Listed records:

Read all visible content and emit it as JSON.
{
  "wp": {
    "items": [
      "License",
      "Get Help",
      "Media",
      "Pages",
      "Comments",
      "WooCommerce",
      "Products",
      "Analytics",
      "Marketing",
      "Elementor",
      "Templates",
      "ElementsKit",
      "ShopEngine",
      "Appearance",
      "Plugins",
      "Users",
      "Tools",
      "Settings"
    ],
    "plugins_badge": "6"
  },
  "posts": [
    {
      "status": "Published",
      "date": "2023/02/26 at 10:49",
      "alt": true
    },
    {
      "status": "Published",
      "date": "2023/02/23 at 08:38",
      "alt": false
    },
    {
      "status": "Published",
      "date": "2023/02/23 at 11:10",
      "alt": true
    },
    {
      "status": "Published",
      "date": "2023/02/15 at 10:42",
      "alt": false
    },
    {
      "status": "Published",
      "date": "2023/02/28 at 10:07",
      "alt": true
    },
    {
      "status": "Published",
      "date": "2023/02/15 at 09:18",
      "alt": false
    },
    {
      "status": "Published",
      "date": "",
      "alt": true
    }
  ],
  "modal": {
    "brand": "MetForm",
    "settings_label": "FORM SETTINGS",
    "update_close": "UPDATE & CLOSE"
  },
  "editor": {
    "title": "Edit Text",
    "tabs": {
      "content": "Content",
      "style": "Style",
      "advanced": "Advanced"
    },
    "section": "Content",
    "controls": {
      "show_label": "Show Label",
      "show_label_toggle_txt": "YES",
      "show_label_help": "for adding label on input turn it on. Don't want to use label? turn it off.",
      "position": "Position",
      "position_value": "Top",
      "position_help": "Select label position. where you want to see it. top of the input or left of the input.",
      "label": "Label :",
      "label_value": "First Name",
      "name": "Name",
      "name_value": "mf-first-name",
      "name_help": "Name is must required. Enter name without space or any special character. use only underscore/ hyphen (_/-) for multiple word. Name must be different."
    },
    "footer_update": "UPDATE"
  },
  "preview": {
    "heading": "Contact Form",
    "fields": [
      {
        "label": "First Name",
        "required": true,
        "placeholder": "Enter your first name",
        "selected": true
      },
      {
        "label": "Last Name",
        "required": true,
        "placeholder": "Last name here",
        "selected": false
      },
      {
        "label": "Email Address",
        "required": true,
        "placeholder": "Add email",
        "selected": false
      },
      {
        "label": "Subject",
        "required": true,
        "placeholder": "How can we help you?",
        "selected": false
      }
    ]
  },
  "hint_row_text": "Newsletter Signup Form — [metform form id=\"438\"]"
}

Task objective: Check each line in the listing above for the string "Enter", then report how many lines contain it, with no other text.

Exercise solution: 2